Write out the material below again, unchanged.

---------- Extracted entries

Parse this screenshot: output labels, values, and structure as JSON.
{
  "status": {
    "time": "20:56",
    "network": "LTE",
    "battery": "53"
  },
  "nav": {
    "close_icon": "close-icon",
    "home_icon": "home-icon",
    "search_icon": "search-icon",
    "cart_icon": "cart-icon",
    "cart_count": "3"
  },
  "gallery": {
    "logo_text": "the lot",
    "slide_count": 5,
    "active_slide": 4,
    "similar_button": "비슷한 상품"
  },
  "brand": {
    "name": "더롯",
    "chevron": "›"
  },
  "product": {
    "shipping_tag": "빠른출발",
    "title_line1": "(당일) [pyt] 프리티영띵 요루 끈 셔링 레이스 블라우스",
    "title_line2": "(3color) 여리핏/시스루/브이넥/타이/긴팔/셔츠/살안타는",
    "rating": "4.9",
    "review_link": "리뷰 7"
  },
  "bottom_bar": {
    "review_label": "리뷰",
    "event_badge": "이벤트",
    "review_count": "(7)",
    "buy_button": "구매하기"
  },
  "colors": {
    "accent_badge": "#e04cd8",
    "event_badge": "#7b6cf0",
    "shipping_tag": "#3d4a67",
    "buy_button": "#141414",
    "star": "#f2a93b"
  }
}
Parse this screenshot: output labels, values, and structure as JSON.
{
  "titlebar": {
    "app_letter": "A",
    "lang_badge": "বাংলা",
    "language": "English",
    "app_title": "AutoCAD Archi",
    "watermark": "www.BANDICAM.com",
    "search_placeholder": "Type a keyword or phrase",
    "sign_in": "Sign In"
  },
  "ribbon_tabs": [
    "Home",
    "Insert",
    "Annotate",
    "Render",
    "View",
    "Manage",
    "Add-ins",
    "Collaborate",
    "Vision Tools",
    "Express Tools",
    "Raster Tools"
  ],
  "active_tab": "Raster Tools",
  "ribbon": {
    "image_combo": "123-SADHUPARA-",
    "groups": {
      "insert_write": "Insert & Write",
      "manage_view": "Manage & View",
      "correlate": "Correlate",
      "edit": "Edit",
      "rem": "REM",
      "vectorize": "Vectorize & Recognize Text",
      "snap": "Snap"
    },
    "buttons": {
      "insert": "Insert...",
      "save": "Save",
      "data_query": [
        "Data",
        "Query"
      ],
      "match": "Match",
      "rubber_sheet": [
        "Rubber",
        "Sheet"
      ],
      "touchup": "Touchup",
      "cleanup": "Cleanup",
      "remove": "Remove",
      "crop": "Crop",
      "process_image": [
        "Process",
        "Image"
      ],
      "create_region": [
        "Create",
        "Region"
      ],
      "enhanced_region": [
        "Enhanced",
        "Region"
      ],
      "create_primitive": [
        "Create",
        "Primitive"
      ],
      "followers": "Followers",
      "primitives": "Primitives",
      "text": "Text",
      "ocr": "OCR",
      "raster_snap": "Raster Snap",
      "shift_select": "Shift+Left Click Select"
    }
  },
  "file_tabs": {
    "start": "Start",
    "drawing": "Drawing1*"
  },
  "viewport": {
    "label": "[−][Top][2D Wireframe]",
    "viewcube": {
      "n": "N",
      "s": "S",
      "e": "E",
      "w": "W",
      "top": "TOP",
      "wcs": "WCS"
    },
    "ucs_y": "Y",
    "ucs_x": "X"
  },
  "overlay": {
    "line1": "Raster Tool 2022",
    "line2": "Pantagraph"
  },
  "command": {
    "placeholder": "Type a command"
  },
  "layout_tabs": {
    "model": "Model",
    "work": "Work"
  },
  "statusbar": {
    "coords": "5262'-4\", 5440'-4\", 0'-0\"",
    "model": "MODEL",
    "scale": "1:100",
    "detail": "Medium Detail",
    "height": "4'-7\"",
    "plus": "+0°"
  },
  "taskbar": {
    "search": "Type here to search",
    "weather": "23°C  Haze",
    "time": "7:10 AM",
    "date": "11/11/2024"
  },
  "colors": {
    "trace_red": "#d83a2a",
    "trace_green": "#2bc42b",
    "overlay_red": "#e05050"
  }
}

--------------------

Solution to this exercise:
Parse this screenshot: output labels, values, and structure as JSON.
{
  "status": {
    "time": "20:56",
    "network": "LTE",
    "battery": "53"
  },
  "nav": {
    "close_icon": "close-icon",
    "home_icon": "home-icon",
    "search_icon": "search-icon",
    "cart_icon": "cart-icon",
    "cart_count": "3"
  },
  "gallery": {
    "logo_text": "the lot",
    "slide_count": 5,
    "active_slide": 4,
    "similar_button": "비슷한 상품"
  },
  "brand": {
    "name": "더롯",
    "chevron": "›"
  },
  "product": {
    "shipping_tag": "빠른출발",
    "title_line1": "(당일) [pyt] 프리티영띵 요루 끈 셔링 레이스 블라우스",
    "title_line2": "(3color) 여리핏/시스루/브이넥/타이/긴팔/셔츠/살안타는",
    "rating": "4.9",
    "review_link": "리뷰 7"
  },
  "bottom_bar": {
    "review_label": "리뷰",
    "event_badge": "이벤트",
    "review_count": "(7)",
    "buy_button": "구매하기"
  },
  "colors": {
    "accent_badge": "#e04cd8",
    "event_badge": "#7b6cf0",
    "shipping_tag": "#3d4a67",
    "buy_button": "#141414",
    "star": "#f2a93b"
  }
}
Parse this screenshot: output labels, values, and structure as JSON.
{
  "titlebar": {
    "app_letter": "A",
    "lang_badge": "বাংলা",
    "language": "English",
    "app_title": "AutoCAD Archi",
    "watermark": "www.BANDICAM.com",
    "search_placeholder": "Type a keyword or phrase",
    "sign_in": "Sign In"
  },
  "ribbon_tabs": [
    "Home",
    "Insert",
    "Annotate",
    "Render",
    "View",
    "Manage",
    "Add-ins",
    "Collaborate",
    "Vision Tools",
    "Express Tools",
    "Raster Tools"
  ],
  "active_tab": "Raster Tools",
  "ribbon": {
    "image_combo": "123-SADHUPARA-",
    "groups": {
      "insert_write": "Insert & Write",
      "manage_view": "Manage & View",
      "correlate": "Correlate",
      "edit": "Edit",
      "rem": "REM",
      "vectorize": "Vectorize & Recognize Text",
      "snap": "Snap"
    },
    "buttons": {
      "insert": "Insert...",
      "save": "Save",
      "data_query": [
        "Data",
        "Query"
      ],
      "match": "Match",
      "rubber_sheet": [
        "Rubber",
        "Sheet"
      ],
      "touchup": "Touchup",
      "cleanup": "Cleanup",
      "remove": "Remove",
      "crop": "Crop",
      "process_image": [
        "Process",
        "Image"
      ],
      "create_region": [
        "Create",
        "Region"
      ],
      "enhanced_region": [
        "Enhanced",
        "Region"
      ],
      "create_primitive": [
        "Create",
        "Primitive"
      ],
      "followers": "Followers",
      "primitives": "Primitives",
      "text": "Text",
      "ocr": "OCR",
      "raster_snap": "Raster Snap",
      "shift_select": "Shift+Left Click Select"
    }
  },
  "file_tabs": {
    "start": "Start",
    "drawing": "Drawing1*"
  },
  "viewport": {
    "label": "[−][Top][2D Wireframe]",
    "viewcube": {
      "n": "N",
      "s": "S",
      "e": "E",
      "w": "W",
      "top": "TOP",
      "wcs": "WCS"
    },
    "ucs_y": "Y",
    "ucs_x": "X"
  },
  "overlay": {
    "line1": "Raster Tool 2022",
    "line2": "Pantagraph"
  },
  "command": {
    "placeholder": "Type a command"
  },
  "layout_tabs": {
    "model": "Model",
    "work": "Work"
  },
  "statusbar": {
    "coords": "5262'-4\", 5440'-4\", 0'-0\"",
    "model": "MODEL",
    "scale": "1:100",
    "detail": "Medium Detail",
    "height": "4'-7\"",
    "plus": "+0°"
  },
  "taskbar": {
    "search": "Type here to search",
    "weather": "23°C  Haze",
    "time": "7:10 AM",
    "date": "11/11/2024"
  },
  "colors": {
    "trace_red": "#d83a2a",
    "trace_green": "#2bc42b",
    "overlay_red": "#e05050"
  }
}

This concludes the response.